What you will do
Bring together all lines of the material below that contain the string "right".

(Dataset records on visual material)
BEGIN
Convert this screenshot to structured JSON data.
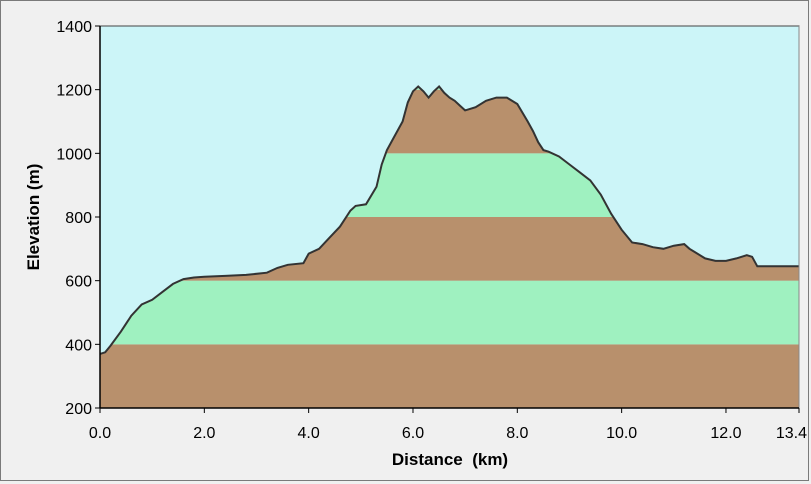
{
  "chart_data": {
    "type": "area",
    "title": "",
    "xlabel": "Distance  (km)",
    "ylabel": "Elevation (m)",
    "xlim": [
      0,
      13.4
    ],
    "ylim": [
      200,
      1400
    ],
    "x_ticks": [
      0,
      2,
      4,
      6,
      8,
      10,
      12,
      13.4
    ],
    "x_tick_labels": [
      "0.0",
      "2.0",
      "4.0",
      "6.0",
      "8.0",
      "10.0",
      "12.0",
      "13.4"
    ],
    "y_ticks": [
      200,
      400,
      600,
      800,
      1000,
      1200,
      1400
    ],
    "y_tick_labels": [
      "200",
      "400",
      "600",
      "800",
      "1000",
      "1200",
      "1400"
    ],
    "grid": false,
    "legend": "none",
    "band_size_m": 200,
    "colors": {
      "sky": "#ccf5f8",
      "band_brown": "#b8906c",
      "band_green": "#9ff1c0",
      "outline": "#333333"
    },
    "series": [
      {
        "x": [
          0,
          0.1,
          0.2,
          0.4,
          0.6,
          0.8,
          1.0,
          1.2,
          1.4,
          1.6,
          1.8,
          2.0,
          2.4,
          2.8,
          3.2,
          3.4,
          3.6,
          3.9,
          4.0,
          4.2,
          4.4,
          4.6,
          4.8,
          4.9,
          5.1,
          5.3,
          5.4,
          5.5,
          5.6,
          5.8,
          5.9,
          6.0,
          6.1,
          6.2,
          6.3,
          6.4,
          6.5,
          6.6,
          6.7,
          6.8,
          6.9,
          7.0,
          7.2,
          7.4,
          7.6,
          7.8,
          8.0,
          8.2,
          8.3,
          8.4,
          8.5,
          8.6,
          8.8,
          9.0,
          9.2,
          9.4,
          9.6,
          9.8,
          10.0,
          10.2,
          10.4,
          10.6,
          10.8,
          11.0,
          11.2,
          11.3,
          11.4,
          11.6,
          11.8,
          12.0,
          12.2,
          12.4,
          12.5,
          12.6,
          12.8,
          13.0,
          13.2,
          13.4
        ],
        "y": [
          370,
          375,
          395,
          440,
          490,
          525,
          540,
          565,
          590,
          605,
          610,
          612,
          615,
          618,
          625,
          640,
          650,
          655,
          685,
          700,
          735,
          770,
          820,
          835,
          840,
          895,
          965,
          1010,
          1040,
          1100,
          1160,
          1195,
          1210,
          1195,
          1175,
          1195,
          1210,
          1190,
          1175,
          1165,
          1150,
          1135,
          1145,
          1165,
          1175,
          1175,
          1155,
          1100,
          1070,
          1035,
          1010,
          1005,
          990,
          965,
          940,
          915,
          870,
          810,
          760,
          720,
          715,
          705,
          700,
          710,
          715,
          700,
          690,
          670,
          662,
          662,
          670,
          680,
          675,
          645,
          645,
          645,
          645,
          645
        ]
      }
    ]
  }
}
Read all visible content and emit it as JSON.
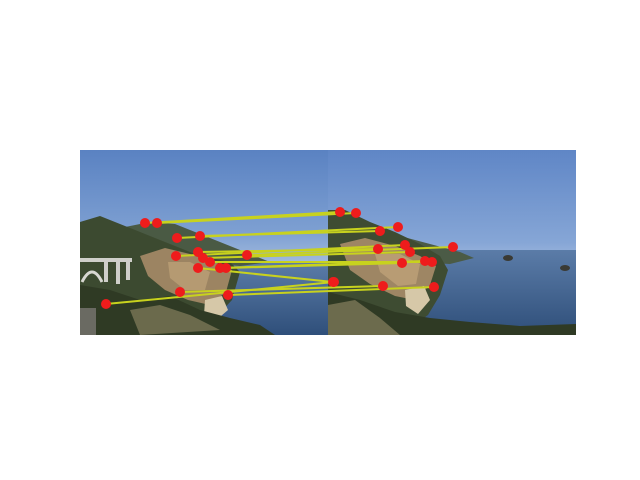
{
  "figure": {
    "background": "#ffffff",
    "panels": [
      "left-photo",
      "right-photo"
    ],
    "colors": {
      "match_line": "#c8d21e",
      "keypoint": "#ee1c1c",
      "sky_top": "#5f86c4",
      "sky_horizon": "#b8c9e2",
      "ocean": "#3a5c86",
      "cliff_dark": "#2e3a26",
      "cliff_rock": "#a08a66",
      "foreground": "#3a3a2c"
    },
    "match_count": 19
  }
}
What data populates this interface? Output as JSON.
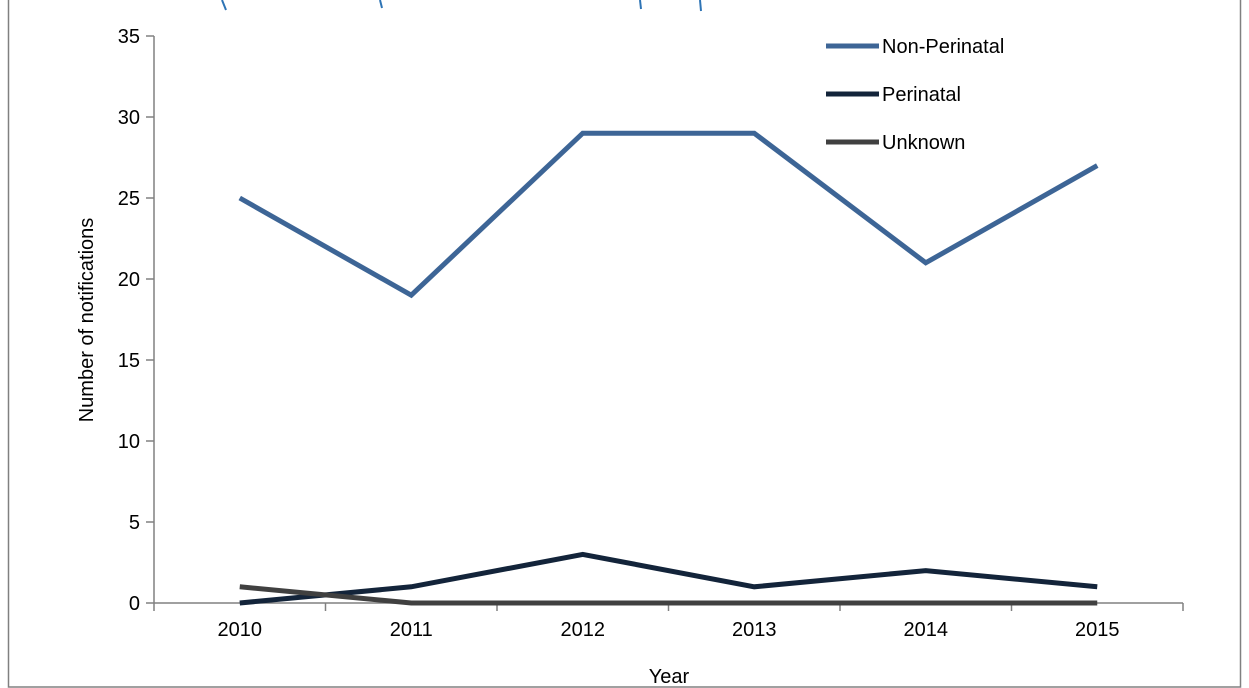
{
  "chart_data": {
    "type": "line",
    "title": "",
    "xlabel": "Year",
    "ylabel": "Number of notifications",
    "categories": [
      "2010",
      "2011",
      "2012",
      "2013",
      "2014",
      "2015"
    ],
    "ylim": [
      0,
      35
    ],
    "yticks": [
      "0",
      "5",
      "10",
      "15",
      "20",
      "25",
      "30",
      "35"
    ],
    "grid": false,
    "legend_position": "top-right",
    "series": [
      {
        "name": "Non-Perinatal",
        "values": [
          25,
          19,
          29,
          29,
          21,
          27
        ],
        "color": "#3d6596"
      },
      {
        "name": "Perinatal",
        "values": [
          0,
          1,
          3,
          1,
          2,
          1
        ],
        "color": "#13243a"
      },
      {
        "name": "Unknown",
        "values": [
          1,
          0,
          0,
          0,
          0,
          0
        ],
        "color": "#404040"
      }
    ]
  },
  "colors": {
    "title_fragment": "#2e74b5",
    "axis": "#808080",
    "frame": "#808080"
  }
}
END
Solution
      "right-photo"
    "legend_position": "top-right",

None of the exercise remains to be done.